**TASK TO CARRY OUT:** Each line containing the word "JSON" needs to be copied.

**THE DATA:**

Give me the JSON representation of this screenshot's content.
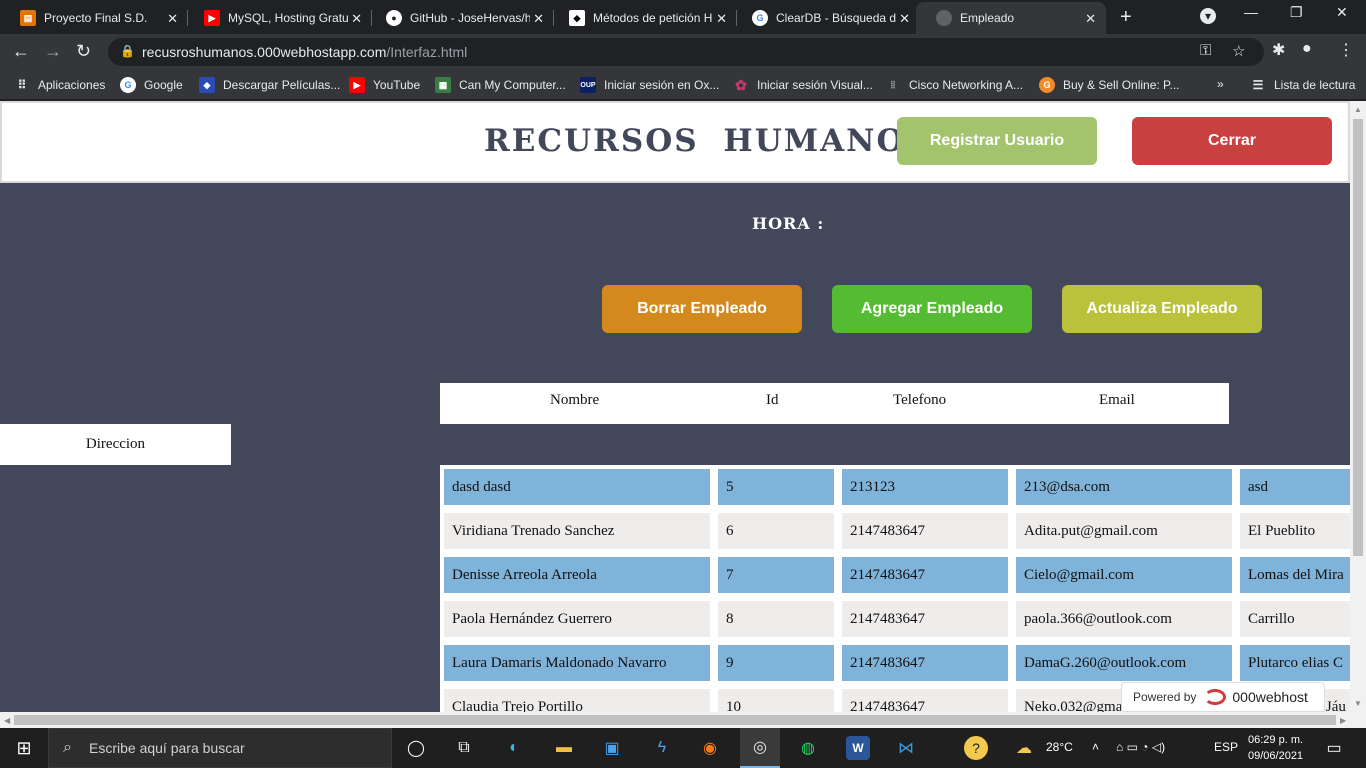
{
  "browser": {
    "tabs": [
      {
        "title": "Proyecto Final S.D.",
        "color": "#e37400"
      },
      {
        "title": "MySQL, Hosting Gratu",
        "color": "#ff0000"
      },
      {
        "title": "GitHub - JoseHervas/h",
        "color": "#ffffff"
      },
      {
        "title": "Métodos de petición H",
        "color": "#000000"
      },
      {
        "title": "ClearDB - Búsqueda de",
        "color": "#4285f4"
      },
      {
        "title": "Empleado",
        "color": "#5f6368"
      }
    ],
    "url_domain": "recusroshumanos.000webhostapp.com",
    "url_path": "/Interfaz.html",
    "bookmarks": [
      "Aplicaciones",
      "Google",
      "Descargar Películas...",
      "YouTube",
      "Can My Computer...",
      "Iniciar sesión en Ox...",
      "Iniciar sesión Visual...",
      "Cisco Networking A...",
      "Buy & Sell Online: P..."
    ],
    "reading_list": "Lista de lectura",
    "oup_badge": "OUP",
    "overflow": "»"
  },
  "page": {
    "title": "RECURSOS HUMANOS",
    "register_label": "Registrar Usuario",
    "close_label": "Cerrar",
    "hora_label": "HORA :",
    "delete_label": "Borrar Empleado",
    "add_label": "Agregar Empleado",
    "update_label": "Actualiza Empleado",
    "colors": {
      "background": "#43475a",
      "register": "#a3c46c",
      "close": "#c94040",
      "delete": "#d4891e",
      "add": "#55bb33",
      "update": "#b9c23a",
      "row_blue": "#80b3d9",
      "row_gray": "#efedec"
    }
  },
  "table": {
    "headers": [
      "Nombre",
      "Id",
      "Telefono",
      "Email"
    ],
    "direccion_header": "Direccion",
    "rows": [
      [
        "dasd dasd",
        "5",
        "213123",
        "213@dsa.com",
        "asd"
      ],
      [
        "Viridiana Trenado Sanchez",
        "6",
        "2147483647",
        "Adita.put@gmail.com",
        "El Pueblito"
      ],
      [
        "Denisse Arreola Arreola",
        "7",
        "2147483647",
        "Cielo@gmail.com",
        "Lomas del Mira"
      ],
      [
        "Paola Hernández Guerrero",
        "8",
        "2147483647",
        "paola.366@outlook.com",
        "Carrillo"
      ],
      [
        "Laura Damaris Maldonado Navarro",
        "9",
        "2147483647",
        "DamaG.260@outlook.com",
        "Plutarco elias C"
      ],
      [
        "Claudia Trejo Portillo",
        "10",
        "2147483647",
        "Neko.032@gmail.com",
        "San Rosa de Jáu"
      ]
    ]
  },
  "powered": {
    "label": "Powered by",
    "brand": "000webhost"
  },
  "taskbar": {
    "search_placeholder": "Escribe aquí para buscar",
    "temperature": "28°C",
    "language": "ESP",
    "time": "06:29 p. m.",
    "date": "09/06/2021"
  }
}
* * *
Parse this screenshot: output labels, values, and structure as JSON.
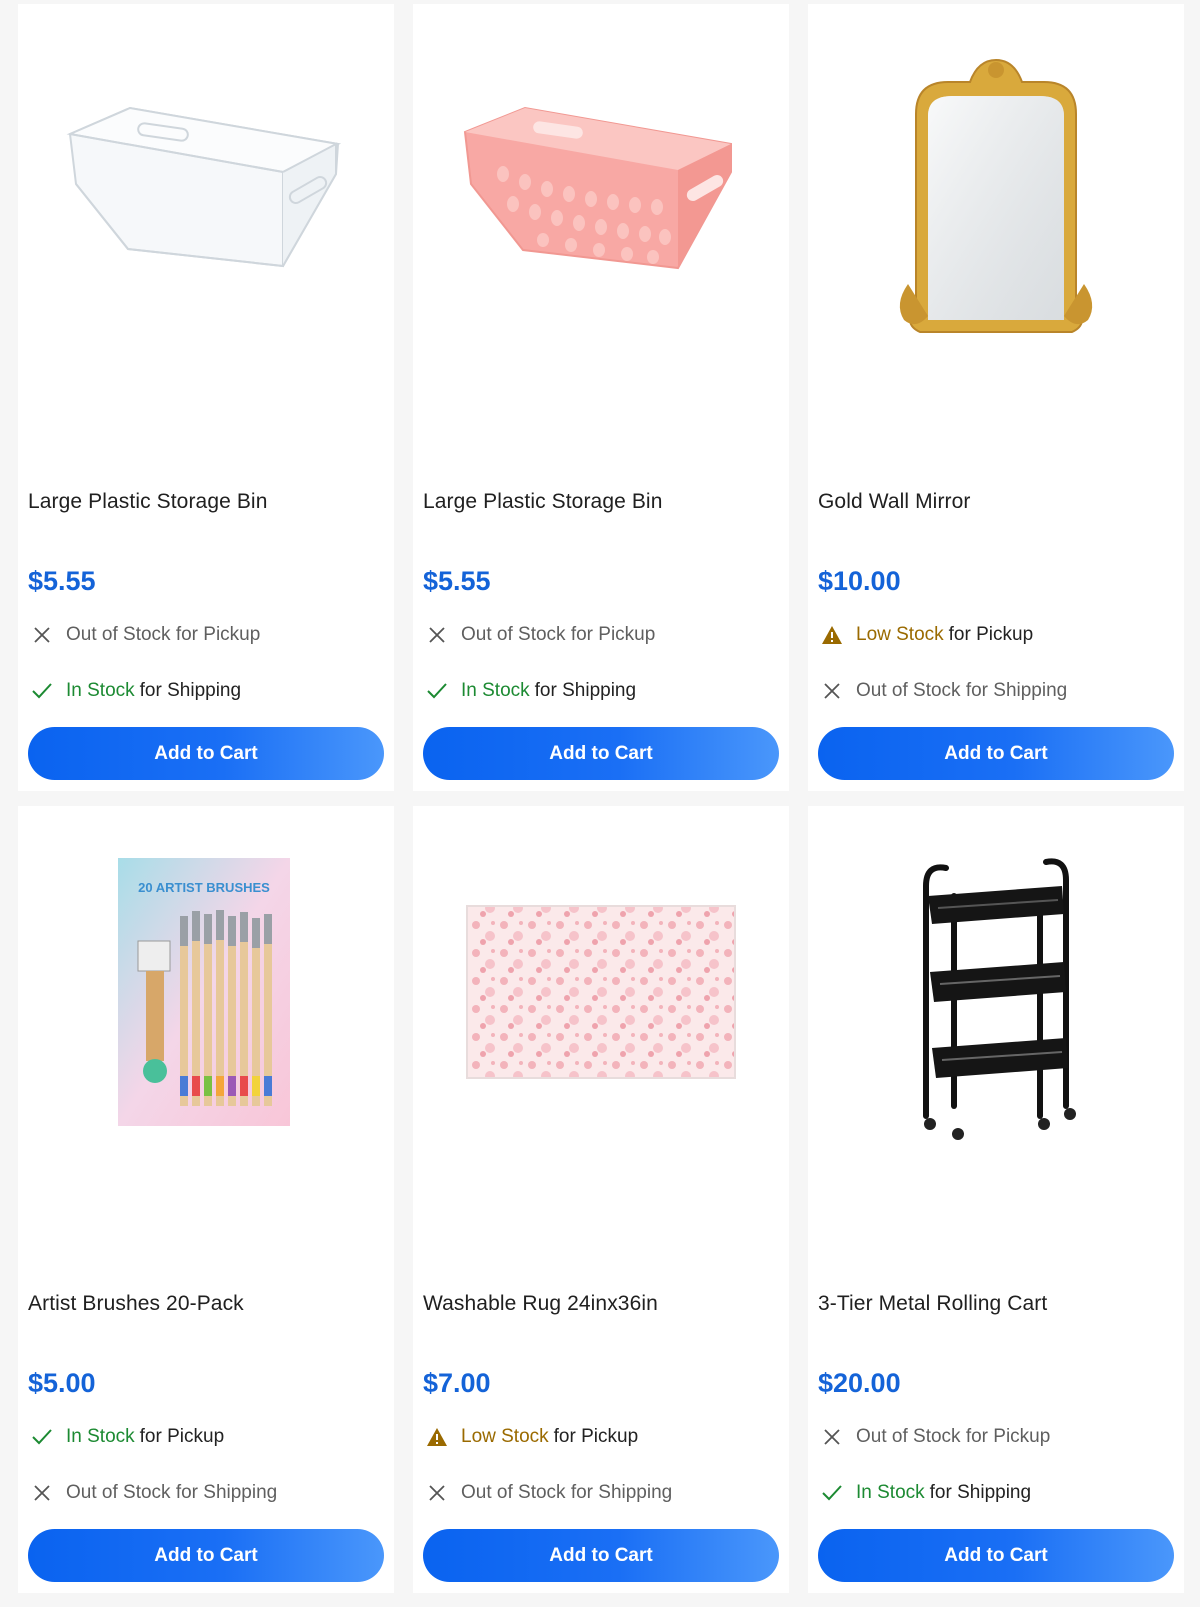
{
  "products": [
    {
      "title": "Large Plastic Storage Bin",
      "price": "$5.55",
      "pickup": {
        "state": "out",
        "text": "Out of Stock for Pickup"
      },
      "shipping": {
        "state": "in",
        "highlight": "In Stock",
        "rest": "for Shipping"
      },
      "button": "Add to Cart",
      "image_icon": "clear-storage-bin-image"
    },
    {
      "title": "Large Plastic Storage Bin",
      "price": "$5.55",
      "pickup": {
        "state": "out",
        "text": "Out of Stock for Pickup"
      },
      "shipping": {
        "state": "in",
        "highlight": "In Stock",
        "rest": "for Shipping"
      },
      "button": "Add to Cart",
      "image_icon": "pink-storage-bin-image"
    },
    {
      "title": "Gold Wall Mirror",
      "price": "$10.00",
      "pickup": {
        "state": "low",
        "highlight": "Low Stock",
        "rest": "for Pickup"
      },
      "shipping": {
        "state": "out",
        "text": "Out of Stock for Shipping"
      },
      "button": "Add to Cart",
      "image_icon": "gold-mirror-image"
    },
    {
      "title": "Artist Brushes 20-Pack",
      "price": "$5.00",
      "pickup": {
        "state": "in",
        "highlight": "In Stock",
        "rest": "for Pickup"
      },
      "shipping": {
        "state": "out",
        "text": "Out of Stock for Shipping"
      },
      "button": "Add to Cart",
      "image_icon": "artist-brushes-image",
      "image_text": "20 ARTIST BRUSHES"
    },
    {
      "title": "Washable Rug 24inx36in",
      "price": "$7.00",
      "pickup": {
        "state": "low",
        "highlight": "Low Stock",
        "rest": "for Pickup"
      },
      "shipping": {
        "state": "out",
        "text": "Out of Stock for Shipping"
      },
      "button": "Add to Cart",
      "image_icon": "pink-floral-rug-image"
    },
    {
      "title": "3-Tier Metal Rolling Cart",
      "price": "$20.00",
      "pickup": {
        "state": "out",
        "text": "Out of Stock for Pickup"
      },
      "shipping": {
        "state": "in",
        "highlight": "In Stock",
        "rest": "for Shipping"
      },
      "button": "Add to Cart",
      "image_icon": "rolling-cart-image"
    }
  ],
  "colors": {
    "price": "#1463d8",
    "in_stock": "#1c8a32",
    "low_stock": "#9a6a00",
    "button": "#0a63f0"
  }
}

**SOLVED EXERCISE:**
Give me the JSON representation of this screenshot's content.
Parse this screenshot: output labels, values, and structure as JSON.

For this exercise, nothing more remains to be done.